Stored records:
**********

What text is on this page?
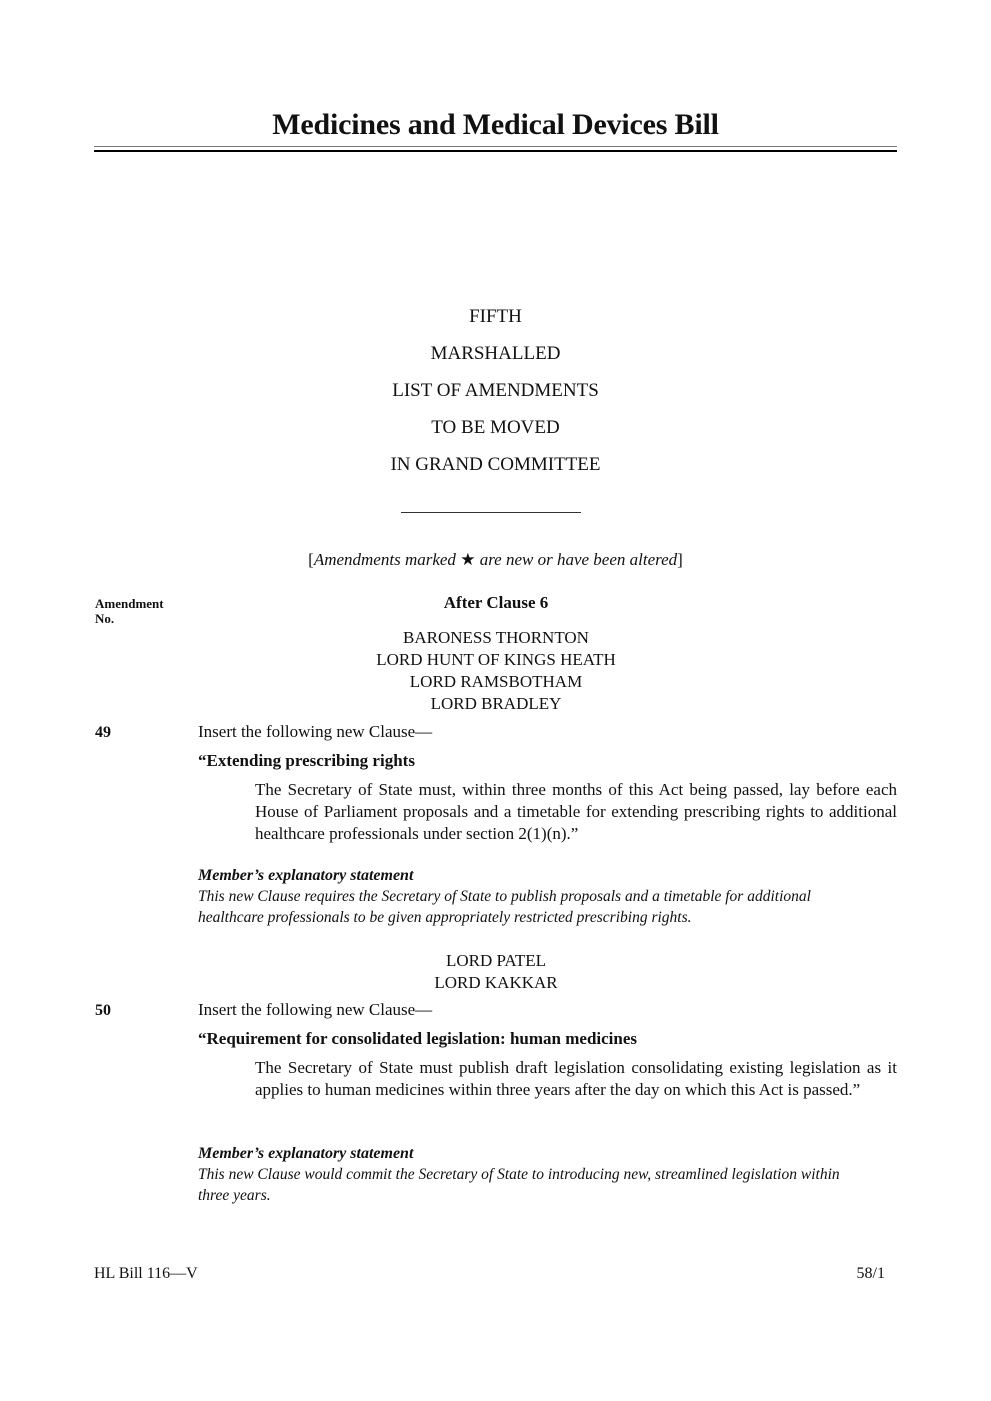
Medicines and Medical Devices Bill
FIFTH
MARSHALLED
LIST OF AMENDMENTS
TO BE MOVED
IN GRAND COMMITTEE
[Amendments marked ★ are new or have been altered]
Amendment
No.
After Clause 6
BARONESS THORNTON
LORD HUNT OF KINGS HEATH
LORD RAMSBOTHAM
LORD BRADLEY
49	Insert the following new Clause—
“Extending prescribing rights
The Secretary of State must, within three months of this Act being passed, lay before each House of Parliament proposals and a timetable for extending prescribing rights to additional healthcare professionals under section 2(1)(n).”
Member’s explanatory statement
This new Clause requires the Secretary of State to publish proposals and a timetable for additional healthcare professionals to be given appropriately restricted prescribing rights.
LORD PATEL
LORD KAKKAR
50	Insert the following new Clause—
“Requirement for consolidated legislation: human medicines
The Secretary of State must publish draft legislation consolidating existing legislation as it applies to human medicines within three years after the day on which this Act is passed.”
Member’s explanatory statement
This new Clause would commit the Secretary of State to introducing new, streamlined legislation within three years.
HL Bill 116—V	58/1
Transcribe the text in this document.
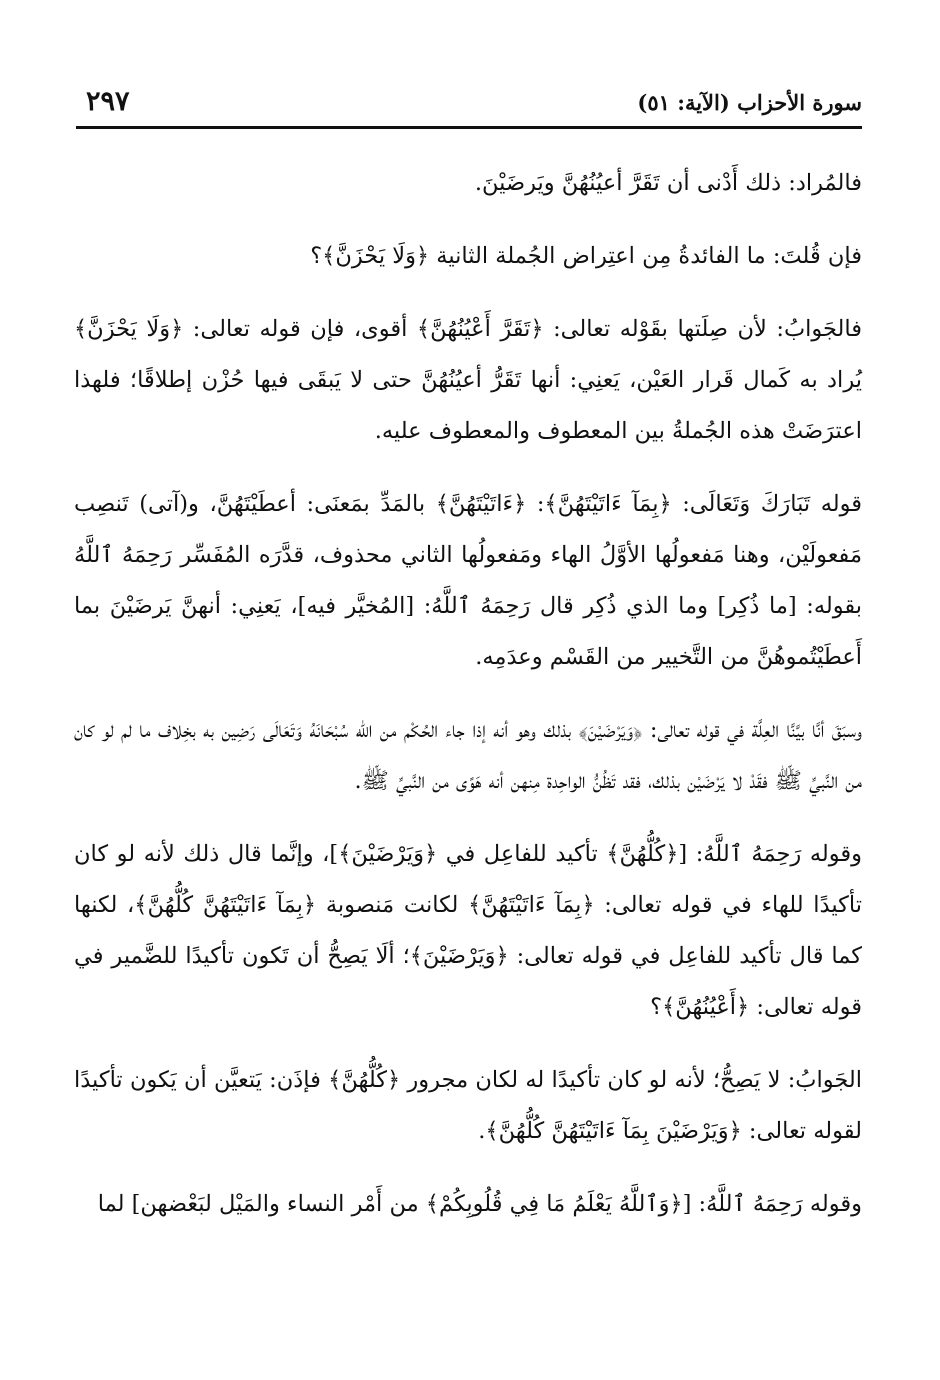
سورة الأحزاب (الآية: ٥١)
٢٩٧

فالمُراد: ذلك أَدْنى أن تَقَرَّ أعيُنُهُنَّ ويَرضَيْنَ.

فإن قُلتَ: ما الفائدةُ مِن اعتِراض الجُملة الثانية ﴿وَلَا يَحْزَنَّ﴾؟

فالجَوابُ: لأن صِلَتها بقَوْله تعالى: ﴿تَقَرَّ أَعْيُنُهُنَّ﴾ أقوى، فإن قوله تعالى: ﴿وَلَا يَحْزَنَّ﴾ يُراد به كَمال قَرار العَيْن، يَعنِي: أنها تَقَرُّ أعيُنُهُنَّ حتى لا يَبقَى فيها حُزْن إطلاقًا؛ فلهذا اعترَضَتْ هذه الجُملةُ بين المعطوف والمعطوف عليه.

قوله تَبَارَكَ وَتَعَالَى: ﴿بِمَآ ءَاتَيْتَهُنَّ﴾: ﴿ءَاتَيْتَهُنَّ﴾ بالمَدِّ بمَعنَى: أعطَيْتَهُنَّ، و(آتى) تَنصِب مَفعولَيْن، وهنا مَفعولُها الأوَّلُ الهاء ومَفعولُها الثاني محذوف، قدَّرَه المُفَسِّر رَحِمَهُ ٱللَّهُ بقوله: [ما ذُكِر] وما الذي ذُكِر قال رَحِمَهُ ٱللَّهُ: [المُخيَّر فيه]، يَعنِي: أنهنَّ يَرضَيْنَ بما أَعطَيْتُموهُنَّ من التَّخيير من القَسْم وعدَمِه.

وسبَقَ أنَّا بيَّنَّا العِلَّة في قوله تعالى: ﴿وَيَرْضَيْنَ﴾ بذلك وهو أنه إذا جاء الحُكْم من الله سُبْحَانَهُ وَتَعَالَى رَضِين به بخِلاف ما لم لو كان من النَّبيِّ ﷺ فقَدْ لا يَرْضَيْن بذلك، فقد تَظُنُّ الواحِدة مِنهن أنه هَوًى من النَّبيِّ ﷺ.

وقوله رَحِمَهُ ٱللَّهُ: [﴿كُلُّهُنَّ﴾ تأكيد للفاعِل في ﴿وَيَرْضَيْنَ﴾]، وإنَّما قال ذلك لأنه لو كان تأكيدًا للهاء في قوله تعالى: ﴿بِمَآ ءَاتَيْتَهُنَّ﴾ لكانت مَنصوبة ﴿بِمَآ ءَاتَيْتَهُنَّ كُلُّهُنَّ﴾، لكنها كما قال تأكيد للفاعِل في قوله تعالى: ﴿وَيَرْضَيْنَ﴾؛ ألَا يَصِحُّ أن تَكون تأكيدًا للضَّمير في قوله تعالى: ﴿أَعْيُنُهُنَّ﴾؟

الجَوابُ: لا يَصِحُّ؛ لأنه لو كان تأكيدًا له لكان مجرور ﴿كُلُّهُنَّ﴾ فإذَن: يَتعيَّن أن يَكون تأكيدًا لقوله تعالى: ﴿وَيَرْضَيْنَ بِمَآ ءَاتَيْتَهُنَّ كُلُّهُنَّ﴾.

وقوله رَحِمَهُ ٱللَّهُ: [﴿وَٱللَّهُ يَعْلَمُ مَا فِي قُلُوبِكُمْ﴾ من أَمْر النساء والمَيْل لبَعْضهن] لما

**********

Objective:
Pull out each line holding the string "years".

Answer:
The Secretary of State must publish draft legislation consolidating existing legislation as it applies to human medicines within three years after the day on which this Act is passed.”
This new Clause would commit the Secretary of State to introducing new, streamlined legislation within three years.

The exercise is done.